#### Exercise goal:
In the entries below, find the lines with the word "this" and copy them.

#### Record list:
┌────────
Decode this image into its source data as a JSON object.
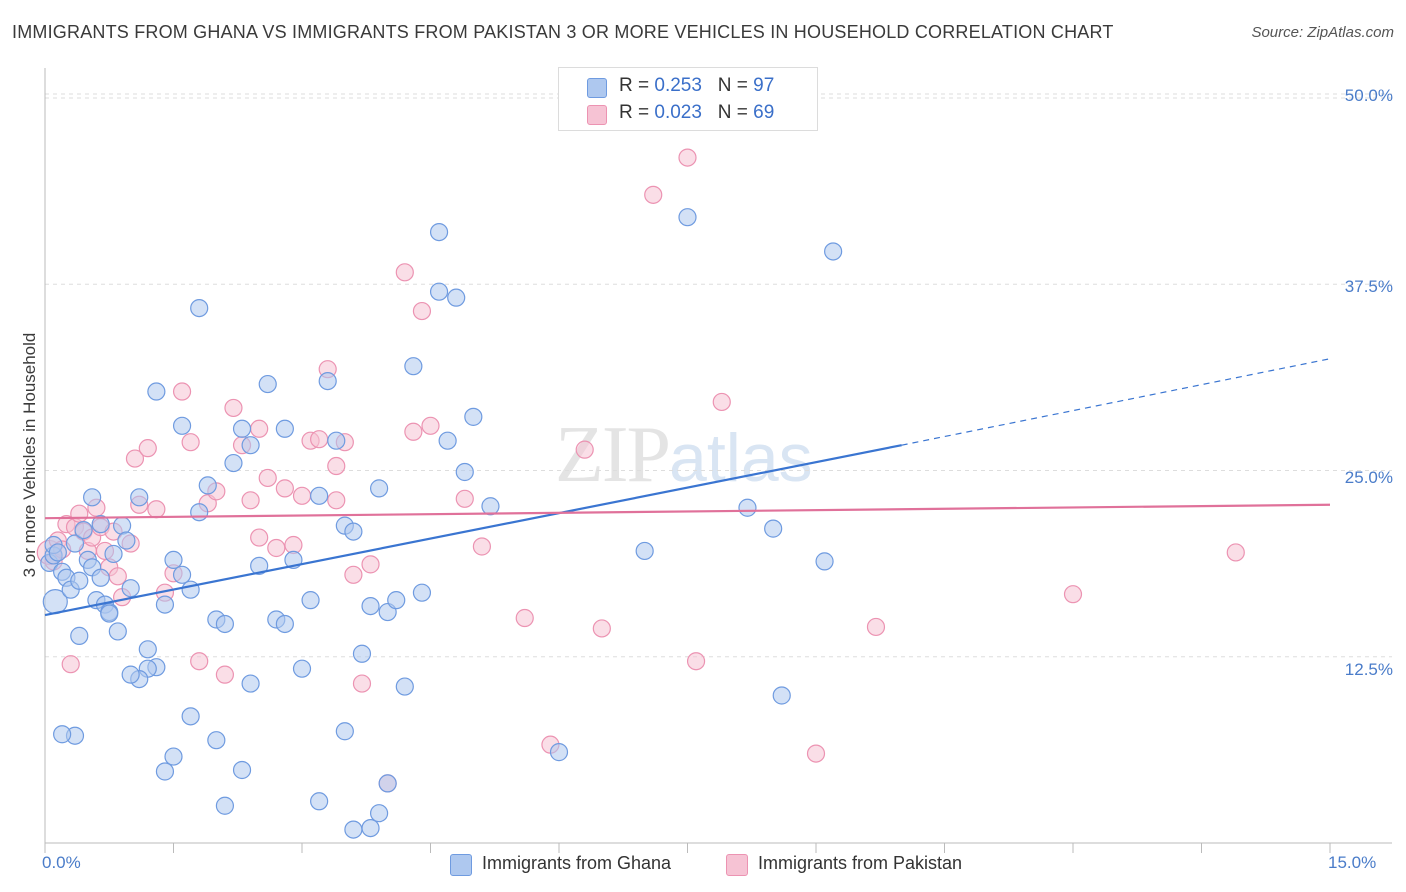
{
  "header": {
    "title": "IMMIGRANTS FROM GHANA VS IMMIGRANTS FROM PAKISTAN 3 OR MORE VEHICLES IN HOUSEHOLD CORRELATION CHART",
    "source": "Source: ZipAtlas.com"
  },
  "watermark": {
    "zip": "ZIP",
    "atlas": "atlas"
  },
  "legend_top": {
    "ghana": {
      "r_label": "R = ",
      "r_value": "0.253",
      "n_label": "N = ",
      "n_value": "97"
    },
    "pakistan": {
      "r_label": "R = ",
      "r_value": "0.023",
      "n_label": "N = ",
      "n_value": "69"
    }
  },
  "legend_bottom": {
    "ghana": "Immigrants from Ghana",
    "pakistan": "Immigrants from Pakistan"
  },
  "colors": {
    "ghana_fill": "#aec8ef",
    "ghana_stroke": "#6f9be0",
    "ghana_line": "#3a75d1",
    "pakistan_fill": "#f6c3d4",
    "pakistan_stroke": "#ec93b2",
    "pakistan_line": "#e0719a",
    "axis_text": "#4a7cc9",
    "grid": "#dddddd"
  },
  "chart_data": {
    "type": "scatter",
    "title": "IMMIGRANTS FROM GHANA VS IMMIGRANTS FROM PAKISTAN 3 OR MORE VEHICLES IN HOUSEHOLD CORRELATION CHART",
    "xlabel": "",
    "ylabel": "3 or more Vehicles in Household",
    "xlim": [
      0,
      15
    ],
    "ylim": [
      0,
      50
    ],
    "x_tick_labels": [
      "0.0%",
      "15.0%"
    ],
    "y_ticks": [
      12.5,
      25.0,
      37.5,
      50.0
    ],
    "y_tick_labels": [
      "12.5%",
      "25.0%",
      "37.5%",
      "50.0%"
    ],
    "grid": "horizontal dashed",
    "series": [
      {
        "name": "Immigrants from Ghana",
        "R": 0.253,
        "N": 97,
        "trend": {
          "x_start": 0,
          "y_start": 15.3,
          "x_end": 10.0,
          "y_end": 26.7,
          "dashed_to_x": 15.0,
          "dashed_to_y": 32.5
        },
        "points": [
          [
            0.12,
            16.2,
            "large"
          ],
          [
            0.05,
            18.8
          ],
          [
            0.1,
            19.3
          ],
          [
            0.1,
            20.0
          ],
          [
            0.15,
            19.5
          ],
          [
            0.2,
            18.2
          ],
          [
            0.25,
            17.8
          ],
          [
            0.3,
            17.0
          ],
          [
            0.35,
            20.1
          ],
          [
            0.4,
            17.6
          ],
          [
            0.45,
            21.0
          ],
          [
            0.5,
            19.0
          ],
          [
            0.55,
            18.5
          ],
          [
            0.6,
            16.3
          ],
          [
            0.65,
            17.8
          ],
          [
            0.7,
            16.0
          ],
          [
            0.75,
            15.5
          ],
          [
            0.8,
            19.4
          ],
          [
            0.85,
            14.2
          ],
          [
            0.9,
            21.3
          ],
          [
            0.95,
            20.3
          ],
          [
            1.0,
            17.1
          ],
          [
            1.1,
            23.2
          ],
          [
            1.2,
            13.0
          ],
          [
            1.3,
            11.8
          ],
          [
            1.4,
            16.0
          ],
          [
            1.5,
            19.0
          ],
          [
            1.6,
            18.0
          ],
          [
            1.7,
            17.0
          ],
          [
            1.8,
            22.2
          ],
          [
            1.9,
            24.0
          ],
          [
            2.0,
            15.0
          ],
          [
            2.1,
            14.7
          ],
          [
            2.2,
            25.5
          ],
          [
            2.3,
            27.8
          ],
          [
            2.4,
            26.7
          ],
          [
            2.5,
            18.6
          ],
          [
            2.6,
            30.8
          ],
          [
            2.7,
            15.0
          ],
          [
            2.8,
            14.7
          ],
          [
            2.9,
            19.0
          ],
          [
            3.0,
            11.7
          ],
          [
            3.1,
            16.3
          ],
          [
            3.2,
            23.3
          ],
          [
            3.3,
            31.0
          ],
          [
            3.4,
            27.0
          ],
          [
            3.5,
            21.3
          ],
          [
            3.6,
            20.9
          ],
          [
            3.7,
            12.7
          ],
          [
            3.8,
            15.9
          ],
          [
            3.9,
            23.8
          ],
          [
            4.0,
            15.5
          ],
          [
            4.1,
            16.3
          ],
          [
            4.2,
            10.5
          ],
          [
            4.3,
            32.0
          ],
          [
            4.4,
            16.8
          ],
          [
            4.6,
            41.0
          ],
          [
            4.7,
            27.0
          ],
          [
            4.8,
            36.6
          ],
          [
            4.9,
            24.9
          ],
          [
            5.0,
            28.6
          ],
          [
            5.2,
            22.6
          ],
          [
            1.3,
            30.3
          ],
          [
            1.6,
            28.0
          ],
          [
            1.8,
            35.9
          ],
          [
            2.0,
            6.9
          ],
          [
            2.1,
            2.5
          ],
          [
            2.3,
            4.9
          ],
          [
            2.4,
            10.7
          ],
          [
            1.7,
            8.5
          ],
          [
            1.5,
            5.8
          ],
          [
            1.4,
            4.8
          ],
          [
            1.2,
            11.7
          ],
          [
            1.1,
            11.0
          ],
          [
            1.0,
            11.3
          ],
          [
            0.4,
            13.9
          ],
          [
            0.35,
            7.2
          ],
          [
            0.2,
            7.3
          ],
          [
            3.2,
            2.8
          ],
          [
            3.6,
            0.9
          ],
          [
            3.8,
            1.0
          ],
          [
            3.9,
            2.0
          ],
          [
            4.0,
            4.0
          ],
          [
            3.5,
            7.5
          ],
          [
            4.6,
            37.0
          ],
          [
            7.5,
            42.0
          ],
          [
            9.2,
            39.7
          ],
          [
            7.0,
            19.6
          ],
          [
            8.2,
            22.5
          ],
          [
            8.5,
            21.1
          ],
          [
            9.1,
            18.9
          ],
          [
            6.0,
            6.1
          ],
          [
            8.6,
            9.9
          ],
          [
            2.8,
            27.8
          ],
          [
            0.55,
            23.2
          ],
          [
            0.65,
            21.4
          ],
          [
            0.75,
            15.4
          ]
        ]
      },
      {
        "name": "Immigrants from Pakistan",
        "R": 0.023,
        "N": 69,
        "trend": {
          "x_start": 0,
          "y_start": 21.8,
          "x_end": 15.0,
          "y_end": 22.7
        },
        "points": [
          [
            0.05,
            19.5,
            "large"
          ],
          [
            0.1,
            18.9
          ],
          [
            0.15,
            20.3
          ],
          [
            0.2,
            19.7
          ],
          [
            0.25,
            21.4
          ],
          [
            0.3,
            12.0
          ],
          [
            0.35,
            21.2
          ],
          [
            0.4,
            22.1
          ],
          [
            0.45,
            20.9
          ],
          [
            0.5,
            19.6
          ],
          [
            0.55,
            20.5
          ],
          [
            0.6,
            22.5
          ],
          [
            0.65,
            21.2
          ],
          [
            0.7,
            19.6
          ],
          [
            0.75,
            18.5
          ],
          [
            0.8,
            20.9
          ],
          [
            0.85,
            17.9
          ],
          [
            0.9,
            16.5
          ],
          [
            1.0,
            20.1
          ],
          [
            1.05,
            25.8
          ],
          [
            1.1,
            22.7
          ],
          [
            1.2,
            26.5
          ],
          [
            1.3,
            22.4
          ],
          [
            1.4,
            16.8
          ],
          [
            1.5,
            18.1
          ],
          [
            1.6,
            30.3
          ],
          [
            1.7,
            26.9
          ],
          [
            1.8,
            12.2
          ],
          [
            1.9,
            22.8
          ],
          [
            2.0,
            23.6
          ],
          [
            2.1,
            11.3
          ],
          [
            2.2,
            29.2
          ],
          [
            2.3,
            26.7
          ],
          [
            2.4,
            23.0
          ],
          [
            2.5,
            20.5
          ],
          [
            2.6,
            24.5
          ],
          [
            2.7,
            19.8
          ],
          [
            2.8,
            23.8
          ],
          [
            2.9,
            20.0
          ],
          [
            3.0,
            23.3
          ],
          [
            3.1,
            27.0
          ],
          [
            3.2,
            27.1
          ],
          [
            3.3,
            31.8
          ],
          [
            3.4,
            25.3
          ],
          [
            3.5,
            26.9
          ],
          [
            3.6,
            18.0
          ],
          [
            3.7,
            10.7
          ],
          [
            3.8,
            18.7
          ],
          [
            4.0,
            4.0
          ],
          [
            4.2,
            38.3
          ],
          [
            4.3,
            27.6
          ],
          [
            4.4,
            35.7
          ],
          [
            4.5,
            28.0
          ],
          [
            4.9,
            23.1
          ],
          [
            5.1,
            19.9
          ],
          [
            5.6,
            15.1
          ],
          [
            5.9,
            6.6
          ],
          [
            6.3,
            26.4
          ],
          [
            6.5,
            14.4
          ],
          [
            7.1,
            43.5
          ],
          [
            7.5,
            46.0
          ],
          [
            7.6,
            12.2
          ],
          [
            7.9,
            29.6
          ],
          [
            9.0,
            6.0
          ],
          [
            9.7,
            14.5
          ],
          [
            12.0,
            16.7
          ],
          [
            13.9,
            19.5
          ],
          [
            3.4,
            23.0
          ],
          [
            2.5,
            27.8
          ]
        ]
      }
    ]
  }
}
└────────
┌────────
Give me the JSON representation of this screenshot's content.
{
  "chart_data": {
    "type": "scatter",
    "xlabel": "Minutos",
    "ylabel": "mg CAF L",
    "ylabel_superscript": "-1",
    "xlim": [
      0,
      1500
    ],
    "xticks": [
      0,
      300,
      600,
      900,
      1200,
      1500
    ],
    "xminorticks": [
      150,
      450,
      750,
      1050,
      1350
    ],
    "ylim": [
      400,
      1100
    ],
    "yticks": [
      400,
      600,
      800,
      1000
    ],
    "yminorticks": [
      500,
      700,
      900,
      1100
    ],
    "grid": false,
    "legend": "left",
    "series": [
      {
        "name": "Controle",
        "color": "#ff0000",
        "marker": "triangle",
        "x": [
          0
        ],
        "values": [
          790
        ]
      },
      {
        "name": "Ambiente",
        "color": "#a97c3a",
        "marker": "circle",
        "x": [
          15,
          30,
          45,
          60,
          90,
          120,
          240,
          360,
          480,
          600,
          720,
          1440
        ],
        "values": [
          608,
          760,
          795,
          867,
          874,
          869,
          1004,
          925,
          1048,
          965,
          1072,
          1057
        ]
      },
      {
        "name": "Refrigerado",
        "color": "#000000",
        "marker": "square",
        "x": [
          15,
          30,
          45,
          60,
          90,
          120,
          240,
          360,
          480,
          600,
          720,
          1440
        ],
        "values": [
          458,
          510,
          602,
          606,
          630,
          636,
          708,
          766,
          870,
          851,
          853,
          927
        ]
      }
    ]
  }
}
└────────
#### Problem solution:
Decode this image into its source data as a JSON object.
Give me the JSON representation of this screenshot's content.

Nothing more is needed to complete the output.